REQUIRED WORK :: Using the records provided below, locate and copy each line that contains the word "sure".
▼▼▼
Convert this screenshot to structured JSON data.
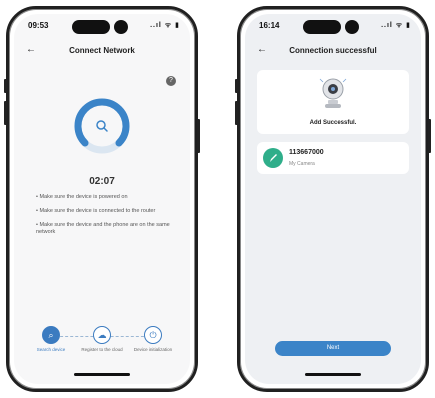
{
  "left_phone": {
    "status": {
      "time": "09:53",
      "signal": "..ıl ᯤ ▮"
    },
    "nav": {
      "back": "←",
      "title": "Connect Network"
    },
    "help": "?",
    "gauge_progress": 0.75,
    "timer": "02:07",
    "tips": [
      "• Make sure the device is powered on",
      "• Make sure the device is connected to the router",
      "• Make sure the device and the phone are on the same network"
    ],
    "steps": [
      {
        "icon": "search-icon",
        "label": "Search device",
        "active": true
      },
      {
        "icon": "cloud-icon",
        "label": "Register to the cloud",
        "active": false
      },
      {
        "icon": "power-icon",
        "label": "Device initialization",
        "active": false
      }
    ]
  },
  "right_phone": {
    "status": {
      "time": "16:14",
      "signal": "..ıl ᯤ ▮"
    },
    "nav": {
      "back": "←",
      "title": "Connection successful"
    },
    "success_text": "Add Successful.",
    "device": {
      "id": "113667000",
      "subtitle": "My Camera"
    },
    "next_label": "Next"
  },
  "colors": {
    "accent": "#3b84c8",
    "device_green": "#2fae8a"
  }
}
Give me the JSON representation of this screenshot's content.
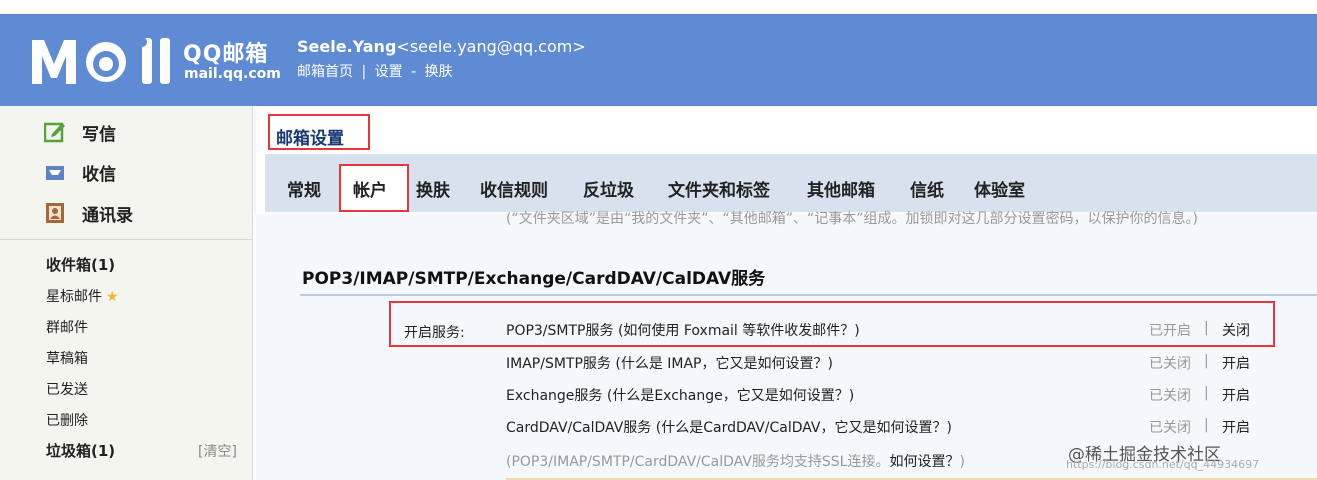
▲▲▲
TASK RESPONSE ::
      "• Make sure the device is powered on",
      "• Make sure the device is connected to the router",
      "• Make sure the device and the phone are on the same network"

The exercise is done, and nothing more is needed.